**Work to complete**
Every entry must be repeated exactly. Exclude all pictures.

··· The input ···

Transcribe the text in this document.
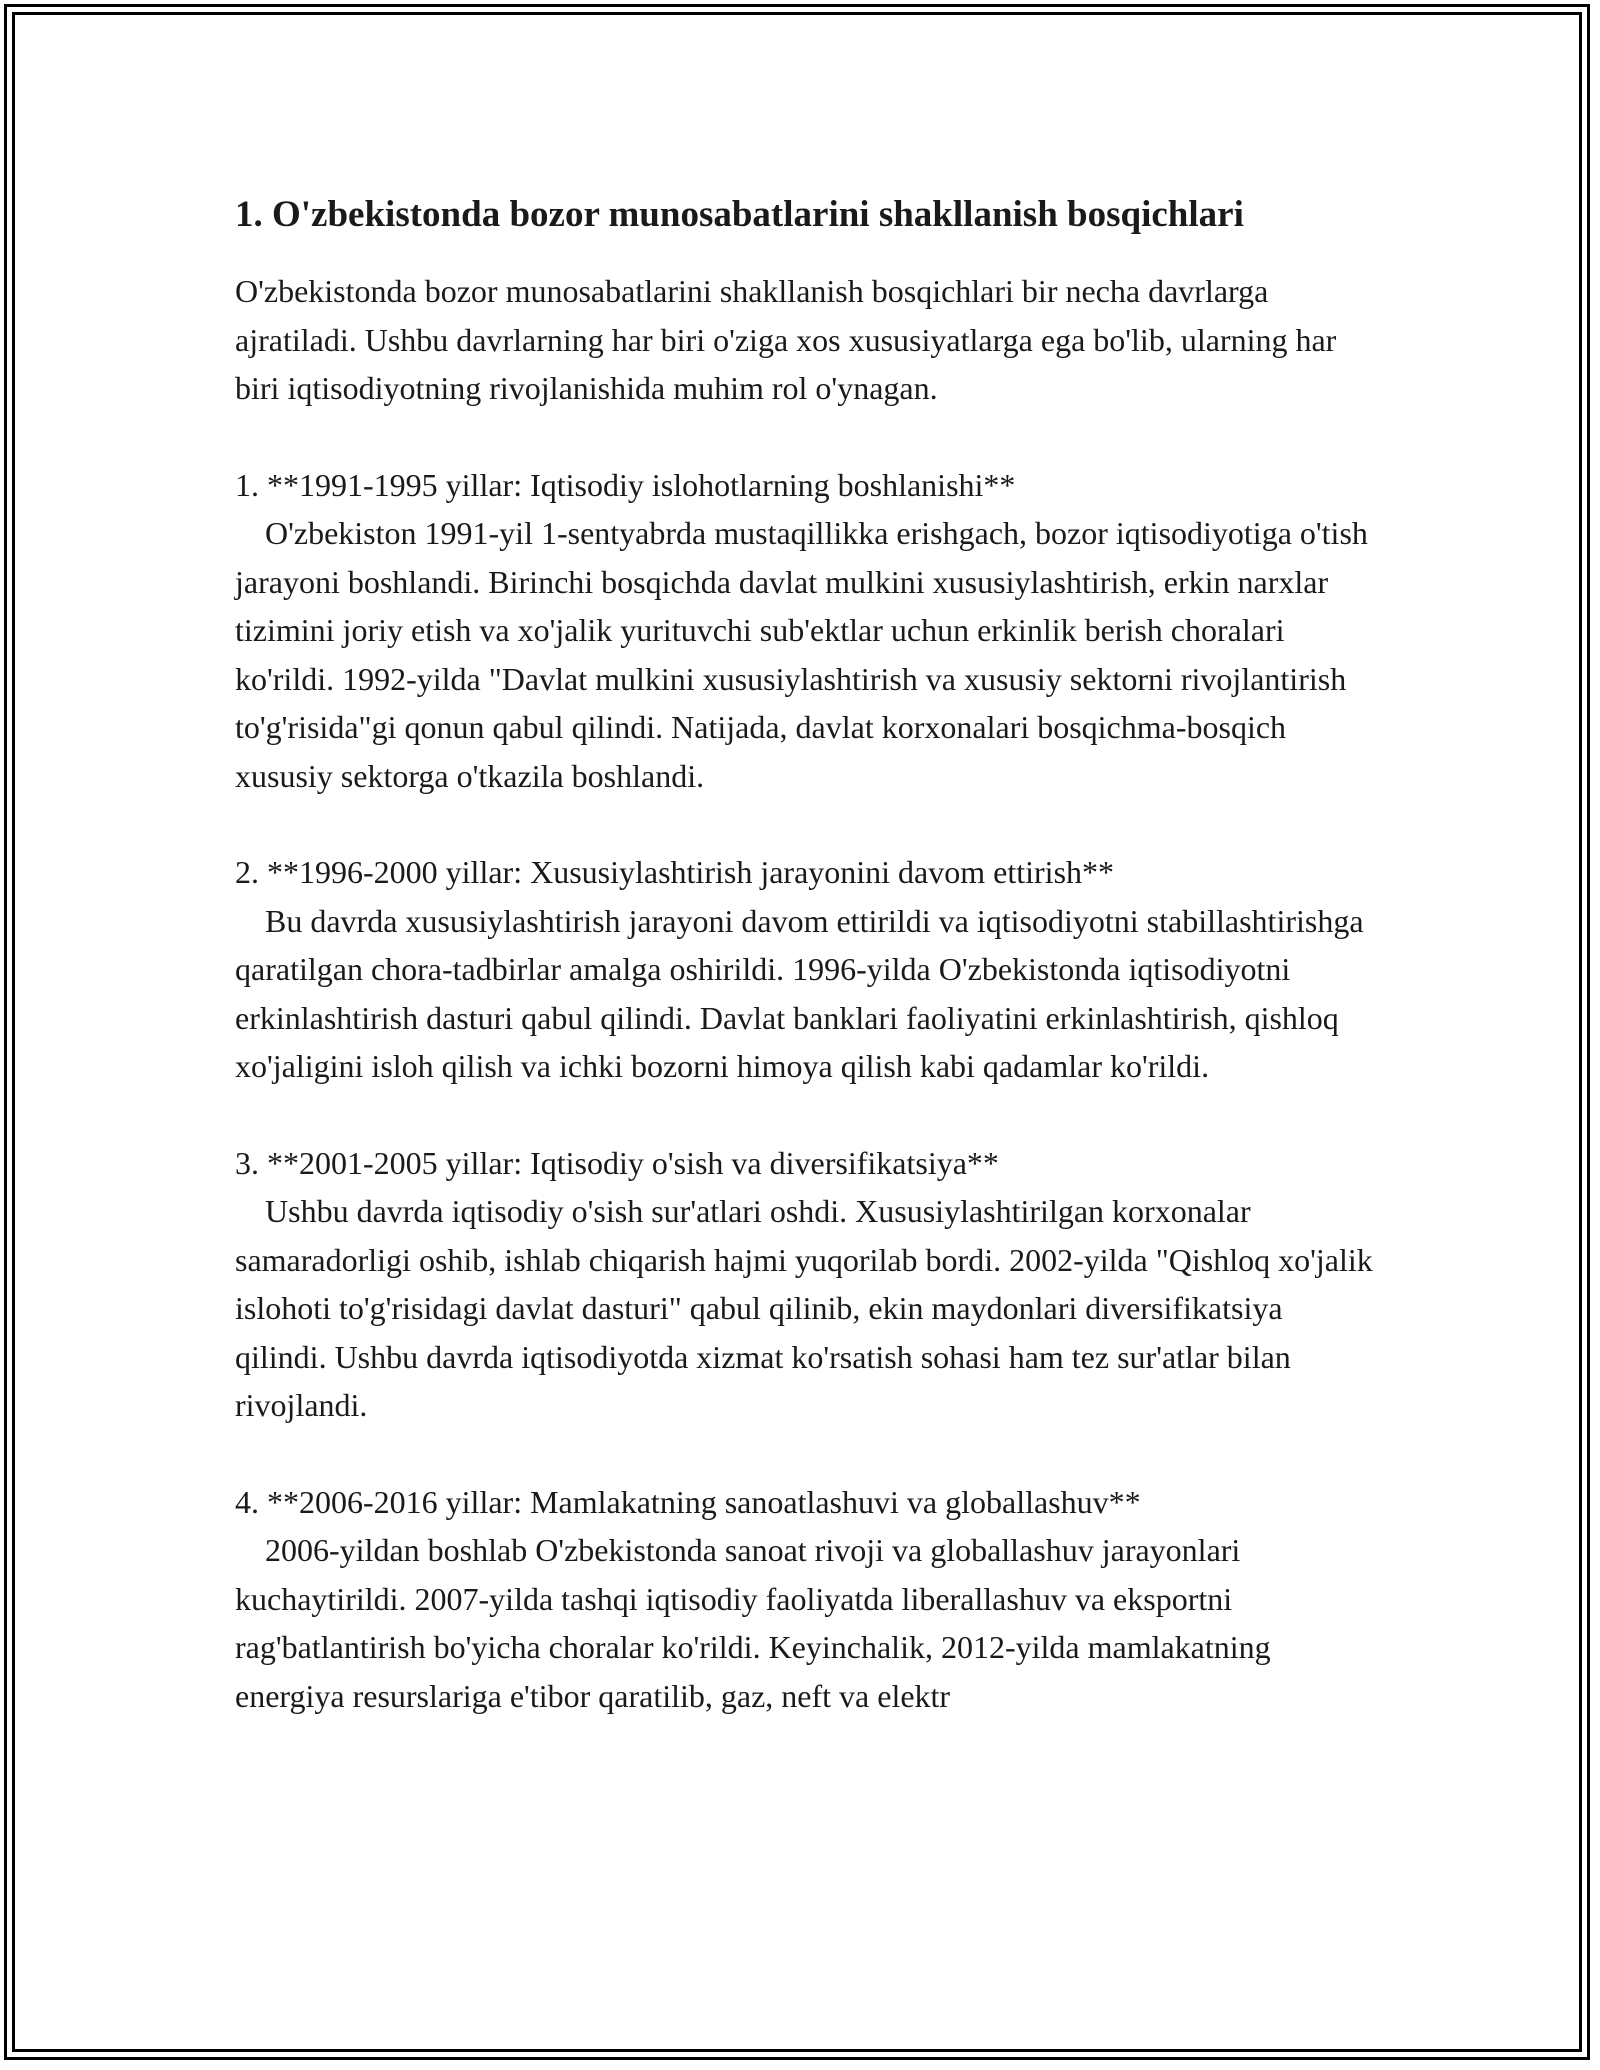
1. O'zbekistonda bozor munosabatlarini shakllanish bosqichlari

O'zbekistonda bozor munosabatlarini shakllanish bosqichlari bir necha davrlarga ajratiladi. Ushbu davrlarning har biri o'ziga xos xususiyatlarga ega bo'lib, ularning har biri iqtisodiyotning rivojlanishida muhim rol o'ynagan.

1. **1991-1995 yillar: Iqtisodiy islohotlarning boshlanishi**
O'zbekiston 1991-yil 1-sentyabrda mustaqillikka erishgach, bozor iqtisodiyotiga o'tish jarayoni boshlandi. Birinchi bosqichda davlat mulkini xususiylashtirish, erkin narxlar tizimini joriy etish va xo'jalik yurituvchi sub'ektlar uchun erkinlik berish choralari ko'rildi. 1992-yilda "Davlat mulkini xususiylashtirish va xususiy sektorni rivojlantirish to'g'risida"gi qonun qabul qilindi. Natijada, davlat korxonalari bosqichma-bosqich xususiy sektorga o'tkazila boshlandi.
2. **1996-2000 yillar: Xususiylashtirish jarayonini davom ettirish**
Bu davrda xususiylashtirish jarayoni davom ettirildi va iqtisodiyotni stabillashtirishga qaratilgan chora-tadbirlar amalga oshirildi. 1996-yilda O'zbekistonda iqtisodiyotni erkinlashtirish dasturi qabul qilindi. Davlat banklari faoliyatini erkinlashtirish, qishloq xo'jaligini isloh qilish va ichki bozorni himoya qilish kabi qadamlar ko'rildi.
3. **2001-2005 yillar: Iqtisodiy o'sish va diversifikatsiya**
Ushbu davrda iqtisodiy o'sish sur'atlari oshdi. Xususiylashtirilgan korxonalar samaradorligi oshib, ishlab chiqarish hajmi yuqorilab bordi. 2002-yilda "Qishloq xo'jalik islohoti to'g'risidagi davlat dasturi" qabul qilinib, ekin maydonlari diversifikatsiya qilindi. Ushbu davrda iqtisodiyotda xizmat ko'rsatish sohasi ham tez sur'atlar bilan rivojlandi.
4. **2006-2016 yillar: Mamlakatning sanoatlashuvi va globallashuv**
2006-yildan boshlab O'zbekistonda sanoat rivoji va globallashuv jarayonlari kuchaytirildi. 2007-yilda tashqi iqtisodiy faoliyatda liberallashuv va eksportni rag'batlantirish bo'yicha choralar ko'rildi. Keyinchalik, 2012-yilda mamlakatning energiya resurslariga e'tibor qaratilib, gaz, neft va elektr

···

**Answer below**
Transcribe the text in this document.
1. O'zbekistonda bozor munosabatlarini shakllanish bosqichlari

O'zbekistonda bozor munosabatlarini shakllanish bosqichlari bir necha davrlarga ajratiladi. Ushbu davrlarning har biri o'ziga xos xususiyatlarga ega bo'lib, ularning har biri iqtisodiyotning rivojlanishida muhim rol o'ynagan.

1. **1991-1995 yillar: Iqtisodiy islohotlarning boshlanishi**
O'zbekiston 1991-yil 1-sentyabrda mustaqillikka erishgach, bozor iqtisodiyotiga o'tish jarayoni boshlandi. Birinchi bosqichda davlat mulkini xususiylashtirish, erkin narxlar tizimini joriy etish va xo'jalik yurituvchi sub'ektlar uchun erkinlik berish choralari ko'rildi. 1992-yilda "Davlat mulkini xususiylashtirish va xususiy sektorni rivojlantirish to'g'risida"gi qonun qabul qilindi. Natijada, davlat korxonalari bosqichma-bosqich xususiy sektorga o'tkazila boshlandi.
2. **1996-2000 yillar: Xususiylashtirish jarayonini davom ettirish**
Bu davrda xususiylashtirish jarayoni davom ettirildi va iqtisodiyotni stabillashtirishga qaratilgan chora-tadbirlar amalga oshirildi. 1996-yilda O'zbekistonda iqtisodiyotni erkinlashtirish dasturi qabul qilindi. Davlat banklari faoliyatini erkinlashtirish, qishloq xo'jaligini isloh qilish va ichki bozorni himoya qilish kabi qadamlar ko'rildi.
3. **2001-2005 yillar: Iqtisodiy o'sish va diversifikatsiya**
Ushbu davrda iqtisodiy o'sish sur'atlari oshdi. Xususiylashtirilgan korxonalar samaradorligi oshib, ishlab chiqarish hajmi yuqorilab bordi. 2002-yilda "Qishloq xo'jalik islohoti to'g'risidagi davlat dasturi" qabul qilinib, ekin maydonlari diversifikatsiya qilindi. Ushbu davrda iqtisodiyotda xizmat ko'rsatish sohasi ham tez sur'atlar bilan rivojlandi.
4. **2006-2016 yillar: Mamlakatning sanoatlashuvi va globallashuv**
2006-yildan boshlab O'zbekistonda sanoat rivoji va globallashuv jarayonlari kuchaytirildi. 2007-yilda tashqi iqtisodiy faoliyatda liberallashuv va eksportni rag'batlantirish bo'yicha choralar ko'rildi. Keyinchalik, 2012-yilda mamlakatning energiya resurslariga e'tibor qaratilib, gaz, neft va elektr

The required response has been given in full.